*SUPPLIED TEXT*:
## Start

- Born: March 27, 1932 (age 93) Queens, New York
- Occupation: Author
- Known for: Growing Up Deaf

= Rose Pizzo =

Italian American author (born 1932)

Rose Pizzo (born Easter 1932) is an Italian American author. She wrote the autobiography Growing Up Deaf with the help of her friend Judy Jonas, which tells the story of her life as a Deaf woman. This book was self-published through Xlibris. She is a prominent member of the Deaf Community and has won many awards for her efforts including the Fred Schreiber Golden Hands award.

==Early life==
Rose Pizzo was born in Queens, New York, in 1932 during the Great Depression. She has an older sister by 13 months named Frances and a younger brother named Vincent. After her birth, her family moved from Queens to New Dorp, Staten Island because her parents could no longer afford to live in the city. However, her father had a shoemaking business in Queens and because the commute became too difficult, the family moved back to Queens for a short time. They moved to Corona and eventually settled in East Elmhurst.

She was born to a hearing family and though she did not become Deaf until age three, she has no recollection of hearing. She was sent to a mainstream kindergarten where she had no means of communication and was held back for two years. Then at age 8, she attended a public school for the deaf in Manhattan called P.S. 47. It was there that Pizzo first learned American Sign Language although the curriculum taught at P.S. 47 focused on writing and lip-reading skills and discouraged sign language, she picked it up from her peers. After P.S. 47, she attended Mabel Deaf Vocational High School, which was a mainstream program. No services were provided for Pizzo in the form of an interpreter or note taker so she was forced to lip-read in all her classes. She was able to pass by studying hard but eventually focused her studies in the vocational part of the school and studied sewing and dress-making.

## End

*EXTRACTED RECORDS*:

## Start

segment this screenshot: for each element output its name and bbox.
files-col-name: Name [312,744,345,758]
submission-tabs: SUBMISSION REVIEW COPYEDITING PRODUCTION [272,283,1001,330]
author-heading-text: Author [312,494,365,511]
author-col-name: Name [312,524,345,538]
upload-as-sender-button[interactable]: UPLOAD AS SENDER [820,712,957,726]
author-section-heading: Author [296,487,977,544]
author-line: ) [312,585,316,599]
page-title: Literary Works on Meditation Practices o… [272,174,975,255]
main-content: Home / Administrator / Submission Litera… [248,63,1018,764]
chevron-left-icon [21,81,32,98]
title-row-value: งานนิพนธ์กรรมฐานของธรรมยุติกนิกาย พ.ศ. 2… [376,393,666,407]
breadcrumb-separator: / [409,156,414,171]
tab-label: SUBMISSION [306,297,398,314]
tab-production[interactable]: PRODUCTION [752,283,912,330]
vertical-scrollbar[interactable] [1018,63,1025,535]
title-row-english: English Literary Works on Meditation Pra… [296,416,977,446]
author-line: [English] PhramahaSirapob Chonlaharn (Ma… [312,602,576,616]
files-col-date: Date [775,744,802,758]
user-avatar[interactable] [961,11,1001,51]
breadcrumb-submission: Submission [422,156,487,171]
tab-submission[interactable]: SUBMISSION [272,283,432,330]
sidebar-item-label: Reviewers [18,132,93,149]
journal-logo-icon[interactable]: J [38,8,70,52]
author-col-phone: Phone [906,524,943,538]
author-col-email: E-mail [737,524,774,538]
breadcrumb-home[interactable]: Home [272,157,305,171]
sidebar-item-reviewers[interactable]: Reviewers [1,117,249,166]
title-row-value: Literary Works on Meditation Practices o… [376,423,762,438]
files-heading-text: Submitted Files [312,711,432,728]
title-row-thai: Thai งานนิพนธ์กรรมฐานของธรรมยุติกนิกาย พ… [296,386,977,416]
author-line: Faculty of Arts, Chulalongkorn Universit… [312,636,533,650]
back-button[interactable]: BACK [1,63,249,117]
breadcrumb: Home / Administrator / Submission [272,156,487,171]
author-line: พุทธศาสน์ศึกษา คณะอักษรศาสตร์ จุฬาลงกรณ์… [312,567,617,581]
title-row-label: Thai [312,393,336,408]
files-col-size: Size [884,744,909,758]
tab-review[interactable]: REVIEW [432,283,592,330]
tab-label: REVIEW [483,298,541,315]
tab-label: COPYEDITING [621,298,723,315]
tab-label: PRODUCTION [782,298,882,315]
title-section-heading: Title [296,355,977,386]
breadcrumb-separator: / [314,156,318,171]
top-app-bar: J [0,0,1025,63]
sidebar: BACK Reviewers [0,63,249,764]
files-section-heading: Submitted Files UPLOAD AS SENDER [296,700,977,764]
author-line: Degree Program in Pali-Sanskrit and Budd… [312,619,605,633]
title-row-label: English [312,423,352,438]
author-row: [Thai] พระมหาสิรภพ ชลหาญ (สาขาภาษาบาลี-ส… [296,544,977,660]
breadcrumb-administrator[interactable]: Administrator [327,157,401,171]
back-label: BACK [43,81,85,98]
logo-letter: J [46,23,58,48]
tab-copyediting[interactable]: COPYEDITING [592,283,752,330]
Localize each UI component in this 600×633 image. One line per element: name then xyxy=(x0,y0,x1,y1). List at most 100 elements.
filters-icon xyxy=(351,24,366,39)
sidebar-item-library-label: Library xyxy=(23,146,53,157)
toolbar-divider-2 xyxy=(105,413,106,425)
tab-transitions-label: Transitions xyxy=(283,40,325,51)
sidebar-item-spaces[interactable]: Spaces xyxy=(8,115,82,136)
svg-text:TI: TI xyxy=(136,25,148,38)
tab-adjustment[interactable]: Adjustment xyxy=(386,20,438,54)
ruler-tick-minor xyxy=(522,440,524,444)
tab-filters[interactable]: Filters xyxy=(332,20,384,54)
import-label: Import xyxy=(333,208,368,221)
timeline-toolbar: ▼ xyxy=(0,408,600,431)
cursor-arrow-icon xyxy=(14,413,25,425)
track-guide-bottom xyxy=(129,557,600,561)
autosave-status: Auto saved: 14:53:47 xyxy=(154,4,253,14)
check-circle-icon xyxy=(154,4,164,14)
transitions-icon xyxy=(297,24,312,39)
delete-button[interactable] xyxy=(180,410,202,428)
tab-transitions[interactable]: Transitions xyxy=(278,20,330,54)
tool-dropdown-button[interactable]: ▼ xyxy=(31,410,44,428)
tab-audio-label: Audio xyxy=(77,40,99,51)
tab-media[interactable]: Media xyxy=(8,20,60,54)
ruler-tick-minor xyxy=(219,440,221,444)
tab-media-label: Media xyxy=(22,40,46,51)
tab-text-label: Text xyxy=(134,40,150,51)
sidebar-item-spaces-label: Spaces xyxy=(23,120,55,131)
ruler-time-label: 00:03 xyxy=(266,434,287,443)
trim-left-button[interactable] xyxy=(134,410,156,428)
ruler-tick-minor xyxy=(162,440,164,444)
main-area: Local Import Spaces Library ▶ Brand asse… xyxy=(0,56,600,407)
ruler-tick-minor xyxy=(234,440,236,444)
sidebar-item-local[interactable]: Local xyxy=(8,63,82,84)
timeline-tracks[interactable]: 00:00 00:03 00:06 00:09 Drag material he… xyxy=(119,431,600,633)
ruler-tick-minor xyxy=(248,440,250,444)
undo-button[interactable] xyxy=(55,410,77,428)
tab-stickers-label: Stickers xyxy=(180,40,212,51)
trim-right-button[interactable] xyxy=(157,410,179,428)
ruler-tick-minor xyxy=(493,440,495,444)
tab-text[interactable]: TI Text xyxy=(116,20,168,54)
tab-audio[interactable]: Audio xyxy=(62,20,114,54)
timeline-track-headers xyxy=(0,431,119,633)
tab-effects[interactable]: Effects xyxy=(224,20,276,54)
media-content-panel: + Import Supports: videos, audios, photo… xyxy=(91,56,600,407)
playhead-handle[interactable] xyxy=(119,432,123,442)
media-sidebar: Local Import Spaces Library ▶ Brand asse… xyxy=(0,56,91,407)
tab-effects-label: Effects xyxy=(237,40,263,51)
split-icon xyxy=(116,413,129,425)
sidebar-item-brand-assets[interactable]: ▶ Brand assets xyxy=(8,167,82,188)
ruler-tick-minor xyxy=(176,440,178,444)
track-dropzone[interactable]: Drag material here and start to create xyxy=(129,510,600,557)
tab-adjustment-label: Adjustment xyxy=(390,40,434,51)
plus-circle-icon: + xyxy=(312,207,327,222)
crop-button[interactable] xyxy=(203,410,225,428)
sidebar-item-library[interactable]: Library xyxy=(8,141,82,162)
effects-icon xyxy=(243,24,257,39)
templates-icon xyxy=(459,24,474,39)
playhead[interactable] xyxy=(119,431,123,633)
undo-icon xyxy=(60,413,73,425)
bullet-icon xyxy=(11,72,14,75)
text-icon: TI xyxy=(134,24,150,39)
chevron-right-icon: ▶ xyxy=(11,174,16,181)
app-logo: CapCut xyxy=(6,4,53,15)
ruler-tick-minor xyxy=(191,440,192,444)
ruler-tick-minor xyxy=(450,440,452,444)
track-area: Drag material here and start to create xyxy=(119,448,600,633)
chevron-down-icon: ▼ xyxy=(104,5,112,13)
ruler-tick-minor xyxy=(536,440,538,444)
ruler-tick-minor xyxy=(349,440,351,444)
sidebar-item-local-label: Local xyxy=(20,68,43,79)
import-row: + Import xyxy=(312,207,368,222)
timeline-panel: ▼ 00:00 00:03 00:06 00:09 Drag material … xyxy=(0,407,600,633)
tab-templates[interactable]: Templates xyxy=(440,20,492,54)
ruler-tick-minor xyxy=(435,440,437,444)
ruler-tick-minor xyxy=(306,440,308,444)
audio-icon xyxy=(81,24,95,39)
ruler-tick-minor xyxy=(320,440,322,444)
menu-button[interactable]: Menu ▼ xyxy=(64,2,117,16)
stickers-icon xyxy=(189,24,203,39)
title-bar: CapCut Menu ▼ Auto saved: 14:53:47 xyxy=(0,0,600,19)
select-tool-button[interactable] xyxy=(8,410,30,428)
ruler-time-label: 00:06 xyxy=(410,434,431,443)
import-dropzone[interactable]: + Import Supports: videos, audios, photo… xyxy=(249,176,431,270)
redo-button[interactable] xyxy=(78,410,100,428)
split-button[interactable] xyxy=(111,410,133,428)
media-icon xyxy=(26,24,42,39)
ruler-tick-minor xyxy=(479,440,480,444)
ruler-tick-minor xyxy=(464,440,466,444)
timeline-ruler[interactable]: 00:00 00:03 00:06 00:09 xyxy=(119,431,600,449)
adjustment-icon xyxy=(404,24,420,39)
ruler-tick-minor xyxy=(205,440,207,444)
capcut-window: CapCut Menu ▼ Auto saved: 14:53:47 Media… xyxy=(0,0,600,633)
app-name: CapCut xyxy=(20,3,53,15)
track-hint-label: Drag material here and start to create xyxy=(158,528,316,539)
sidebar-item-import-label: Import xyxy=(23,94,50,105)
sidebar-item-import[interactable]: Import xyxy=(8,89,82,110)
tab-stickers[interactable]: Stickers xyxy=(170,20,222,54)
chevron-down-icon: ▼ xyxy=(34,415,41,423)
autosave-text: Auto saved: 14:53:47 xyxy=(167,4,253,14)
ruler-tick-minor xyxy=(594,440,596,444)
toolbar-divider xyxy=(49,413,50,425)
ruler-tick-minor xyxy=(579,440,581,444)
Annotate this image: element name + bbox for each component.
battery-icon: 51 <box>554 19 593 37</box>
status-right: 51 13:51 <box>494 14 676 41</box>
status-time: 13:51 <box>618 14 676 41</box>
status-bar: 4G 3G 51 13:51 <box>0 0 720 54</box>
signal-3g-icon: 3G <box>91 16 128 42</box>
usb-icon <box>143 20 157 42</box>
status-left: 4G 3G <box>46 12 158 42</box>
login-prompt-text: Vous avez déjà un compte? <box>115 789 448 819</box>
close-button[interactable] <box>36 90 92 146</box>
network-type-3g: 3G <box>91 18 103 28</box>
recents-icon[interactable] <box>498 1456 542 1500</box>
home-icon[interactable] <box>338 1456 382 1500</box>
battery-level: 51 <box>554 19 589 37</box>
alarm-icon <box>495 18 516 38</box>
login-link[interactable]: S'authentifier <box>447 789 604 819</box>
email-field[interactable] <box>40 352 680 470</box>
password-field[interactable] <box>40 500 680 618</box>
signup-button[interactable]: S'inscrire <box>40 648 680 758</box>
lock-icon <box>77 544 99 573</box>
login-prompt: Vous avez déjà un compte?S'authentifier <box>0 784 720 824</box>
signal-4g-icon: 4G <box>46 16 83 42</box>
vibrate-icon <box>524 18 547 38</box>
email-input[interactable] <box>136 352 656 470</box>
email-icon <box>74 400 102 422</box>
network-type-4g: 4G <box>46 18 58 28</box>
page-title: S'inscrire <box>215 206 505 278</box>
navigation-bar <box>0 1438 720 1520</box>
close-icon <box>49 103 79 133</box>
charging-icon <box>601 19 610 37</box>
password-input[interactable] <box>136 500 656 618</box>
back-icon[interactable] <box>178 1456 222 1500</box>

## End

*TASKS*:
(A) List every place named in the Rose Pizzo biography as somewhere her family lived, in the order given.
(B) Continue the Rose Pizzo biography from the point where it stops.

*SOLVED TASKS*:
(A) Queens, New York; New Dorp, Staten Island; Corona; East Elmhurst

(B)
==Career==
Pizzo's first job out of high school was as a sewing machine operator where she worked for two years although she hated the job. She then worked as a data entry operator for many years. In 1978 she was one of the first students to attend the Adult Basic Education Program for the Deaf in Fair Lawn and received her high school equivalency diploma. After she graduated, she became a teacher's aide at the same school and held the position for over twenty years. She has also taught American Sign Language to hearing adults at the Fair Lawn Community School since the mid-1980s. Pizzo has been an active member of the North Jersey Community Center for the Deaf (NJCCD) and served on their Women's Auxiliary Group. She was appointed by the Governor to serve on the NJ Division of the Deaf Advisory Council. Pizzo also became very involved with the Union County College interpreting program and helped many students improve their interpreting skills. As a result, she was present with the Claudia Parson's Award by UCC for involvement in the Deaf community. She is also the recipient of the Fred Schreiber Golden Hands award.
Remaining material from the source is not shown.